— start of DATA PROVIDED —
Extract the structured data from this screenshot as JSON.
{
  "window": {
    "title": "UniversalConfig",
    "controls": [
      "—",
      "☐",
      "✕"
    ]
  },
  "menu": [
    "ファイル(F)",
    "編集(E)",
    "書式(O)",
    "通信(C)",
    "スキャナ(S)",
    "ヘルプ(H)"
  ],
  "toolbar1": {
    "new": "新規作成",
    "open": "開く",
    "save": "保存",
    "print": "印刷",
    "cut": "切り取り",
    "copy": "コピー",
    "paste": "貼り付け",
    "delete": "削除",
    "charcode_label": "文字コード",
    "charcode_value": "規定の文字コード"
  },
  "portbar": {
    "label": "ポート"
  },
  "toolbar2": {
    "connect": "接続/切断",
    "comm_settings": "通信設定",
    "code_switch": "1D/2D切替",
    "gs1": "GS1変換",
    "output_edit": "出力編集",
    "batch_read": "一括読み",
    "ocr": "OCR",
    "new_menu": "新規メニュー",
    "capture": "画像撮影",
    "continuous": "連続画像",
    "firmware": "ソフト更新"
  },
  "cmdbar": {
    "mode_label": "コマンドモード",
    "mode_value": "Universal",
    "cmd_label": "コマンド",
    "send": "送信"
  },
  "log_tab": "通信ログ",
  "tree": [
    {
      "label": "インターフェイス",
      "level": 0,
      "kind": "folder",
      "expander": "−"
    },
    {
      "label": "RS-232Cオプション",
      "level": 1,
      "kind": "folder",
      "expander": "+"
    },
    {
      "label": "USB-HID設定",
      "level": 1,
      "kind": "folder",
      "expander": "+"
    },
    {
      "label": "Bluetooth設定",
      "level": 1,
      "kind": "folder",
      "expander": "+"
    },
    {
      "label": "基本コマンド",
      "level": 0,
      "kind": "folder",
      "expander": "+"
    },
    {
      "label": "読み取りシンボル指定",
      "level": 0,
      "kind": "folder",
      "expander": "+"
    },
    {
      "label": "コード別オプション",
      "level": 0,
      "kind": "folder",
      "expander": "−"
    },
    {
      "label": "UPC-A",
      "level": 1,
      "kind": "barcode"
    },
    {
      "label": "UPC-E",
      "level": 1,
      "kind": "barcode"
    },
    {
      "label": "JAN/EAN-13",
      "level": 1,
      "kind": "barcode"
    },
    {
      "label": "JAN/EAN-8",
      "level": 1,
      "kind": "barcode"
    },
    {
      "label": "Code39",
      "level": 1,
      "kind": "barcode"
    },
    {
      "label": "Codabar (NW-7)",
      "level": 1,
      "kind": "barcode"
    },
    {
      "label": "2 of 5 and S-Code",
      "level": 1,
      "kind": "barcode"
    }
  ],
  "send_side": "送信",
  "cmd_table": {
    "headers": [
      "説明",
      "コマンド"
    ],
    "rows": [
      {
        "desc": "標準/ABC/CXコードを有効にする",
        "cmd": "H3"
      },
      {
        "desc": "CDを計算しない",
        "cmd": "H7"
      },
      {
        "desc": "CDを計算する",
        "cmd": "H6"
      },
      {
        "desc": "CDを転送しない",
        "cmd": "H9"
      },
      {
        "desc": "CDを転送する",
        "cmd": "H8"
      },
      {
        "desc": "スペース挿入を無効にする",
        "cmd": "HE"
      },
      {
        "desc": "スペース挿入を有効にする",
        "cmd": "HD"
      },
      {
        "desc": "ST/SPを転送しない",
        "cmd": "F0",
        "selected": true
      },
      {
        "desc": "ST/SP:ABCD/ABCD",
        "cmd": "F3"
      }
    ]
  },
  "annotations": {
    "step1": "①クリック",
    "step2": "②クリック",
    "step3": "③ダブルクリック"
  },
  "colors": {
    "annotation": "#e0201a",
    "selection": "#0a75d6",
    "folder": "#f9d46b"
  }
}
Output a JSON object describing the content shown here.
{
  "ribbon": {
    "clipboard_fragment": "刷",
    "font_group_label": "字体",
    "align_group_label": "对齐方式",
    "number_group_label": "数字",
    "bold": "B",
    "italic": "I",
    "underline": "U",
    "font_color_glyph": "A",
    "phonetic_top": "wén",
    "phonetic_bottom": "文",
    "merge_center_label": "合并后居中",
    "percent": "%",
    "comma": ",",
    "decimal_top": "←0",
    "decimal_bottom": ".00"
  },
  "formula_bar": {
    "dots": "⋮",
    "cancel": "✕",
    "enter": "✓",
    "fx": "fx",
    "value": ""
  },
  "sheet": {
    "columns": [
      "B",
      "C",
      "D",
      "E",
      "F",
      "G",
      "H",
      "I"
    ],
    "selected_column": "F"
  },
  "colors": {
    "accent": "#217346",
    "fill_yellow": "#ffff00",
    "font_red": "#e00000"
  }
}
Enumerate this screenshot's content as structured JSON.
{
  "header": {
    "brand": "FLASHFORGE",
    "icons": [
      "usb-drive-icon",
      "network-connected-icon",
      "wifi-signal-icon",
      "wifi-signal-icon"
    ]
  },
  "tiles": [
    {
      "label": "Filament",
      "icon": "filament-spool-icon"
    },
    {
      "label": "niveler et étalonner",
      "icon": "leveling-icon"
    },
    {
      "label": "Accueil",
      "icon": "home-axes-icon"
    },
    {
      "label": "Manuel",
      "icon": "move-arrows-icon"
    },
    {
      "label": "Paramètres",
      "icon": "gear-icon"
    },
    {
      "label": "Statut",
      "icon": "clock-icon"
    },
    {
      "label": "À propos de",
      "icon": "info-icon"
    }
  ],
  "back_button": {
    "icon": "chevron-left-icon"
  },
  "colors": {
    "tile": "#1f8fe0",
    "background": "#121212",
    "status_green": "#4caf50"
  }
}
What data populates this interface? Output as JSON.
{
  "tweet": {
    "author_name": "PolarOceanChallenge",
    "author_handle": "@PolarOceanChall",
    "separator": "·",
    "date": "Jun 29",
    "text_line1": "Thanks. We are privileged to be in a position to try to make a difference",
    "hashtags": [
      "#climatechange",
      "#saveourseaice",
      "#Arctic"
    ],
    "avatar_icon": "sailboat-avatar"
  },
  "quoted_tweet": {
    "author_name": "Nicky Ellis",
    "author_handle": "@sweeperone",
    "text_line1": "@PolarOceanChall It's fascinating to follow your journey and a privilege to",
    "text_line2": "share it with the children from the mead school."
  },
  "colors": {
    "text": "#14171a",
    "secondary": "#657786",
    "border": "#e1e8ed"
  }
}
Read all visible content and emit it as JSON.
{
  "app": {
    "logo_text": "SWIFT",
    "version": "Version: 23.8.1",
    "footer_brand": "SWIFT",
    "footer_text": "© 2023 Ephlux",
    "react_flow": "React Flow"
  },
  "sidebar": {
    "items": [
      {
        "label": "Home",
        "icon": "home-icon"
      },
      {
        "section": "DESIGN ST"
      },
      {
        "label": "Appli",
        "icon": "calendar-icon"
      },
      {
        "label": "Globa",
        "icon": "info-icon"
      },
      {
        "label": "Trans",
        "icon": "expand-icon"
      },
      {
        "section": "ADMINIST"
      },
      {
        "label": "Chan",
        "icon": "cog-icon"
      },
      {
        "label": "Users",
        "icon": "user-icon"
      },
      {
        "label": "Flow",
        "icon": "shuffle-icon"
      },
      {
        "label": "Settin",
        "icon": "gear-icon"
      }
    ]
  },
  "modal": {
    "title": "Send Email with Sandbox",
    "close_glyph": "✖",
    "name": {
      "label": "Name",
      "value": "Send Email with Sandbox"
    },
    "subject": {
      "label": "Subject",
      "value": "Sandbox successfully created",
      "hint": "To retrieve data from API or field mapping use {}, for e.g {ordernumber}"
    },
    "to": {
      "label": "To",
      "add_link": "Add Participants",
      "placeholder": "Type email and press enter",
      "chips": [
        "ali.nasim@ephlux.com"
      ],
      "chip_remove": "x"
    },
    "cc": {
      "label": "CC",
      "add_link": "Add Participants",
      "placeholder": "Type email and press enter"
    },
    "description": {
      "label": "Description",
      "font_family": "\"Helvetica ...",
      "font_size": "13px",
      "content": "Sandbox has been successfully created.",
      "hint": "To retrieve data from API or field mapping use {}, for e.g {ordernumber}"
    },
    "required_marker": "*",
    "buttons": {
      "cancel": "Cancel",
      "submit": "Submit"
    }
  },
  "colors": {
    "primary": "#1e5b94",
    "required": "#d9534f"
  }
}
— end of DATA PROVIDED —
▸ **TASK PROMPT**
All lines in the data that contain the word "JSON" should be copied.

▸ **FINISHED TASK**
Extract the structured data from this screenshot as JSON.
Output a JSON object describing the content shown here.
Enumerate this screenshot's content as structured JSON.
What data populates this interface? Output as JSON.
Read all visible content and emit it as JSON.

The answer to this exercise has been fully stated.